Records from a collection
==*==

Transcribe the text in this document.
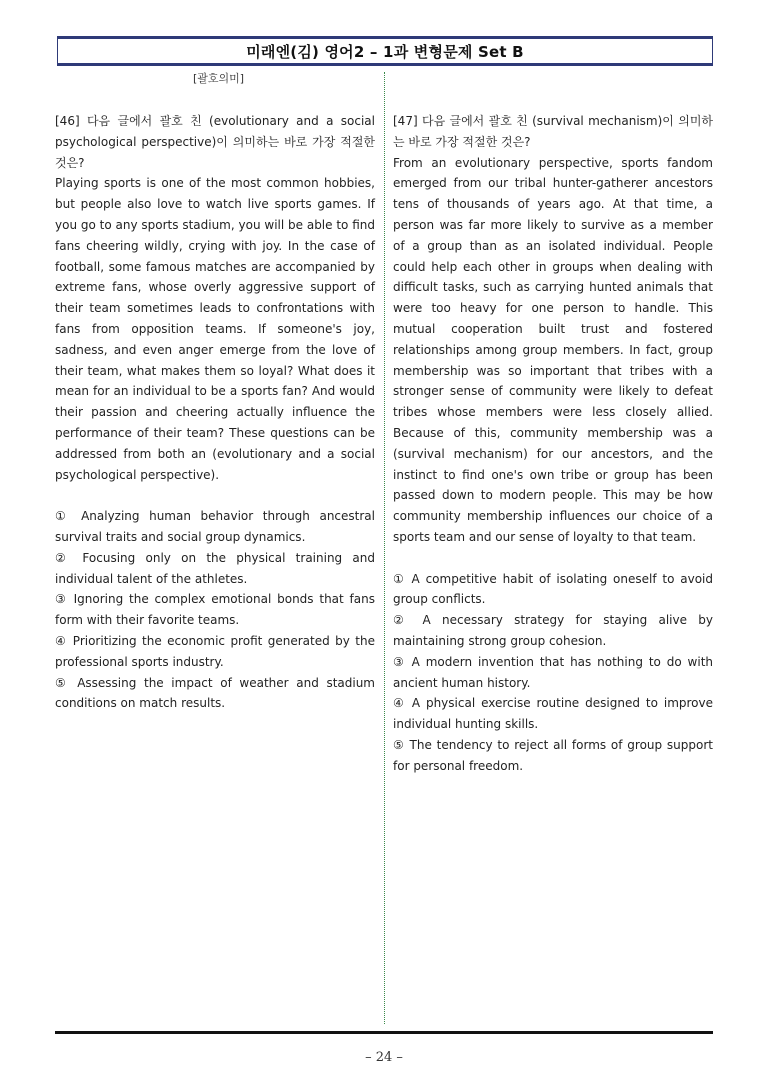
미래엔(김) 영어2 – 1과 변형문제 Set B
[괄호의미]

[46] 다음 글에서 괄호 친 (evolutionary and a social psychological perspective)이 의미하는 바로 가장 적절한 것은?

Playing sports is one of the most common hobbies, but people also love to watch live sports games. If you go to any sports stadium, you will be able to find fans cheering wildly, crying with joy. In the case of football, some famous matches are accompanied by extreme fans, whose overly aggressive support of their team sometimes leads to confrontations with fans from opposition teams. If someone's joy, sadness, and even anger emerge from the love of their team, what makes them so loyal? What does it mean for an individual to be a sports fan? And would their passion and cheering actually influence the performance of their team? These questions can be addressed from both an (evolutionary and a social psychological perspective).

① Analyzing human behavior through ancestral survival traits and social group dynamics.

② Focusing only on the physical training and individual talent of the athletes.

③ Ignoring the complex emotional bonds that fans form with their favorite teams.

④ Prioritizing the economic profit generated by the professional sports industry.

⑤ Assessing the impact of weather and stadium conditions on match results.

[47] 다음 글에서 괄호 친 (survival mechanism)이 의미하는 바로 가장 적절한 것은?

From an evolutionary perspective, sports fandom emerged from our tribal hunter-gatherer ancestors tens of thousands of years ago. At that time, a person was far more likely to survive as a member of a group than as an isolated individual. People could help each other in groups when dealing with difficult tasks, such as carrying hunted animals that were too heavy for one person to handle. This mutual cooperation built trust and fostered relationships among group members. In fact, group membership was so important that tribes with a stronger sense of community were likely to defeat tribes whose members were less closely allied. Because of this, community membership was a (survival mechanism) for our ancestors, and the instinct to find one's own tribe or group has been passed down to modern people. This may be how community membership influences our choice of a sports team and our sense of loyalty to that team.

① A competitive habit of isolating oneself to avoid group conflicts.

② A necessary strategy for staying alive by maintaining strong group cohesion.

③ A modern invention that has nothing to do with ancient human history.

④ A physical exercise routine designed to improve individual hunting skills.

⑤ The tendency to reject all forms of group support for personal freedom.

– 24 –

==*==

■ **Written request**: Report all lines of the material that contain the word "의미하는".

■ **Solution**:
[46] 다음 글에서 괄호 친 (evolutionary and a social psychological perspective)이 의미하는 바로 가장 적절한 것은?
[47] 다음 글에서 괄호 친 (survival mechanism)이 의미하는 바로 가장 적절한 것은?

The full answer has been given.